* Challenge:
Select the lines of the records containing the word "Untitled" and list them.

* Records for this task:
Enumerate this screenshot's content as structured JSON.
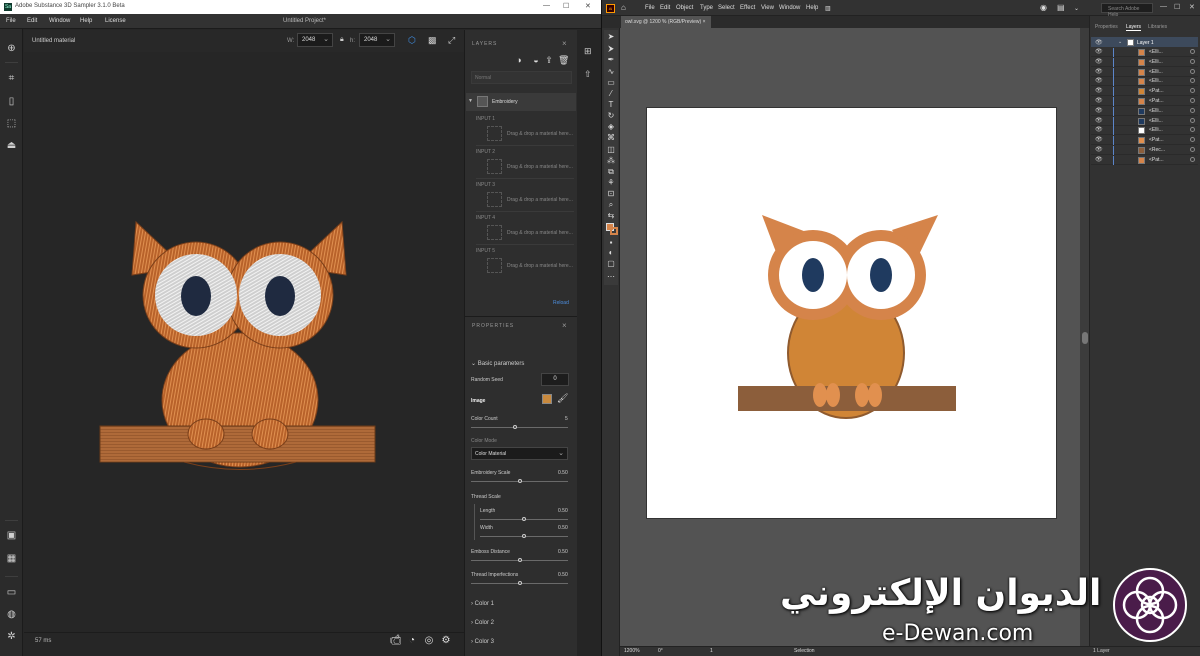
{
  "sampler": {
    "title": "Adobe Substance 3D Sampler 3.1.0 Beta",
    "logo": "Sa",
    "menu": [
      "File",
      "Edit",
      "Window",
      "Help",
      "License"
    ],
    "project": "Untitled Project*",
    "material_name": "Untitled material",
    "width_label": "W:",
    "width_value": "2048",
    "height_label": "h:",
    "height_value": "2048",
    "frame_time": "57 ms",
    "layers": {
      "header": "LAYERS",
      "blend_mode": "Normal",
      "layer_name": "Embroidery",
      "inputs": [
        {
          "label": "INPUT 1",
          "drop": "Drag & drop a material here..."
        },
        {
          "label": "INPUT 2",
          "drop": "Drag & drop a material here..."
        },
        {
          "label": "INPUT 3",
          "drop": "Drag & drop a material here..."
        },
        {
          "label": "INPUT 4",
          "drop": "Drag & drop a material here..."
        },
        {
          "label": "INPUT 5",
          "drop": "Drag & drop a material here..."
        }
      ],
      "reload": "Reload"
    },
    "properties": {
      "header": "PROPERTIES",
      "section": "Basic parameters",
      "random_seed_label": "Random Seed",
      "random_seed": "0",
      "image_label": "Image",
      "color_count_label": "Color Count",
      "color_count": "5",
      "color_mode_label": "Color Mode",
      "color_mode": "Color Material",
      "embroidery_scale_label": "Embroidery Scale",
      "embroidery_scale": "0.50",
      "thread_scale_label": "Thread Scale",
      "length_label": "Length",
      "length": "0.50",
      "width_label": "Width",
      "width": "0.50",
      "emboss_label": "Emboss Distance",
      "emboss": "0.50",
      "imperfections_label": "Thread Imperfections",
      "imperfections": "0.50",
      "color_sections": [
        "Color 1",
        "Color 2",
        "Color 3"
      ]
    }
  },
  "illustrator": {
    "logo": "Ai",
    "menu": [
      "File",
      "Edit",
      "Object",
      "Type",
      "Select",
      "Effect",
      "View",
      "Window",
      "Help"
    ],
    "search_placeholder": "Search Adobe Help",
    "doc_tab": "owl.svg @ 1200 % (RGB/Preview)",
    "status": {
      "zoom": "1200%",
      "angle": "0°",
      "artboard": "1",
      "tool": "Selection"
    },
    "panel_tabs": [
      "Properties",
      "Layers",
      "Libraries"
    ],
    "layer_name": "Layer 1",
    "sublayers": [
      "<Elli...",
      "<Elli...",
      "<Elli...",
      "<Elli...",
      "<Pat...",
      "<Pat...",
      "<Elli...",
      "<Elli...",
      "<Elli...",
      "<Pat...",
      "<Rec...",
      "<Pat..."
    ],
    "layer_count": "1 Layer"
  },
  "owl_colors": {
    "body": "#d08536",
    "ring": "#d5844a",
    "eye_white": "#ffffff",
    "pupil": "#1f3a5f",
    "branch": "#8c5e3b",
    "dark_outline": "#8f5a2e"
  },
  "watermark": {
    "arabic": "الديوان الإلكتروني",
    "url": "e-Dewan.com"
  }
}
* * *
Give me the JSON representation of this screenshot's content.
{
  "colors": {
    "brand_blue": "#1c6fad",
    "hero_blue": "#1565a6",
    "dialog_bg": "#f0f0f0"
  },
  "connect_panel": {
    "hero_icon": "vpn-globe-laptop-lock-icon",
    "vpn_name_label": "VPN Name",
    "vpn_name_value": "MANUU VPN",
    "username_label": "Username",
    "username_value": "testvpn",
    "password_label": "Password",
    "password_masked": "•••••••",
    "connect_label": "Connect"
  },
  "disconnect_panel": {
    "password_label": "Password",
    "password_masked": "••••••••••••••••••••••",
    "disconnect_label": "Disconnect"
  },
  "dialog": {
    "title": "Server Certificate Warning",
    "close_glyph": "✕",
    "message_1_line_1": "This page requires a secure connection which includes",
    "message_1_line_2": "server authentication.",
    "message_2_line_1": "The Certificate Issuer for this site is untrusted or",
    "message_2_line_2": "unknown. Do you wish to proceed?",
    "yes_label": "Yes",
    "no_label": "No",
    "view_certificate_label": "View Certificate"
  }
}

* Output:
    "project": "Untitled Project*",
    "material_name": "Untitled material",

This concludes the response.